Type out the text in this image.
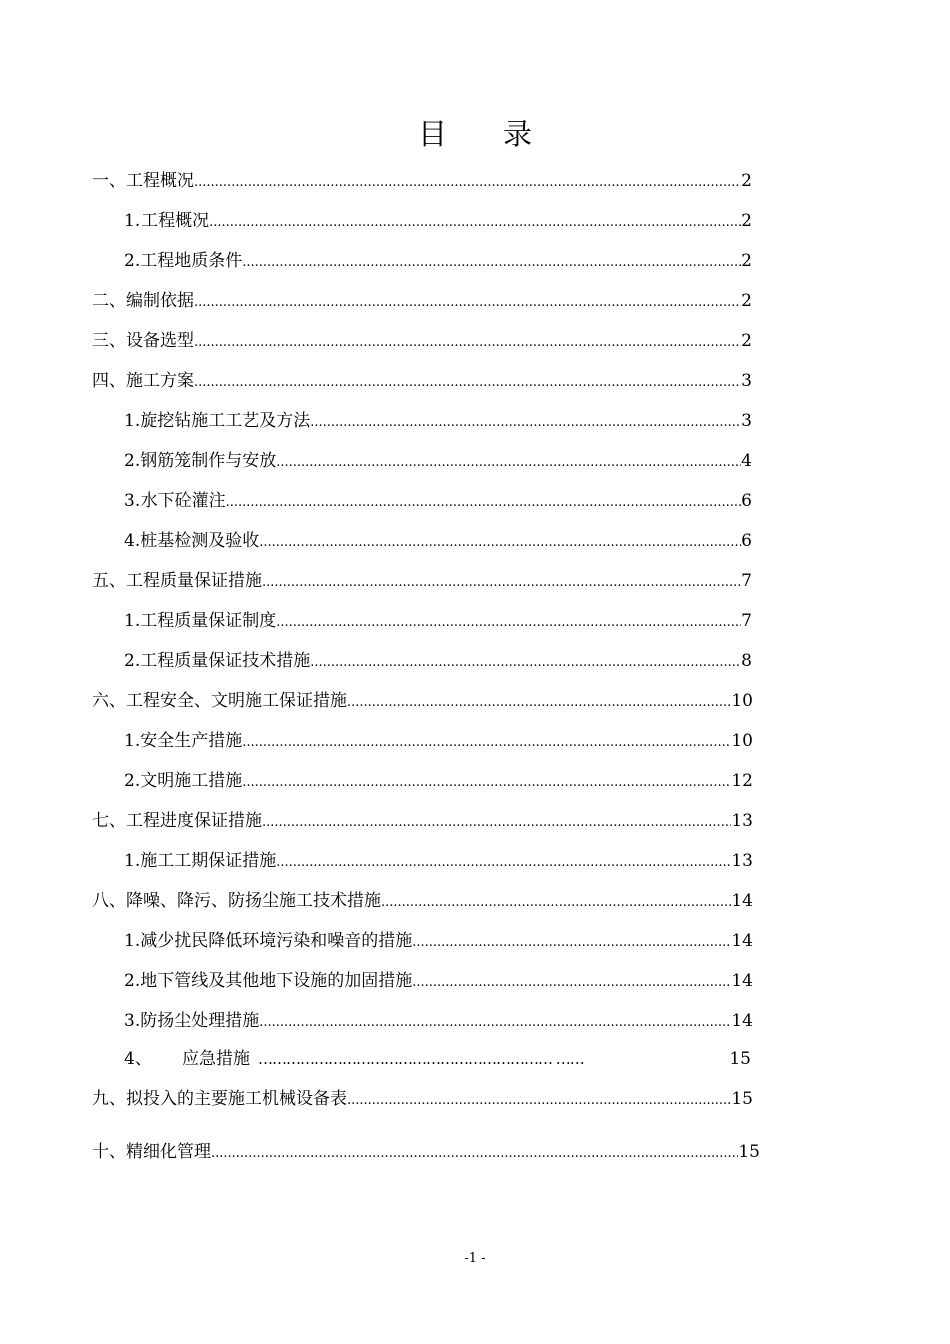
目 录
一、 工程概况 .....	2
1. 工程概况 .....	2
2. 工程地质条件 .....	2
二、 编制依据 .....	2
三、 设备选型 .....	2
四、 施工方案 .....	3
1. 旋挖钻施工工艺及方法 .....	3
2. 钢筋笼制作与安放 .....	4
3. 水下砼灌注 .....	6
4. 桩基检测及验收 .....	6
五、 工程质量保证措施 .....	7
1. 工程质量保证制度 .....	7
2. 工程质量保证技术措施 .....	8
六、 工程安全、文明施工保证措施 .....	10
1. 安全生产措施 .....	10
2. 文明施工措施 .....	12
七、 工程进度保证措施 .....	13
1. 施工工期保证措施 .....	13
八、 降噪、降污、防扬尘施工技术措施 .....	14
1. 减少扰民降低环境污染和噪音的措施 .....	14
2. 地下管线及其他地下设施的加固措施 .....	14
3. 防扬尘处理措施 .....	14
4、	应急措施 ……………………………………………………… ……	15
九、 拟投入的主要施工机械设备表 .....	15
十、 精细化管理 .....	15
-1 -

WHAT YOU HAVE TO DO:
Print the complete listing exactly as it stands, without its pictures.

COMPLETE ANSWER:
Type out the text in this image.
目 录
一、 工程概况 .....	2
1. 工程概况 .....	2
2. 工程地质条件 .....	2
二、 编制依据 .....	2
三、 设备选型 .....	2
四、 施工方案 .....	3
1. 旋挖钻施工工艺及方法 .....	3
2. 钢筋笼制作与安放 .....	4
3. 水下砼灌注 .....	6
4. 桩基检测及验收 .....	6
五、 工程质量保证措施 .....	7
1. 工程质量保证制度 .....	7
2. 工程质量保证技术措施 .....	8
六、 工程安全、文明施工保证措施 .....	10
1. 安全生产措施 .....	10
2. 文明施工措施 .....	12
七、 工程进度保证措施 .....	13
1. 施工工期保证措施 .....	13
八、 降噪、降污、防扬尘施工技术措施 .....	14
1. 减少扰民降低环境污染和噪音的措施 .....	14
2. 地下管线及其他地下设施的加固措施 .....	14
3. 防扬尘处理措施 .....	14
4、	应急措施 ……………………………………………………… ……	15
九、 拟投入的主要施工机械设备表 .....	15
十、 精细化管理 .....	15
-1 -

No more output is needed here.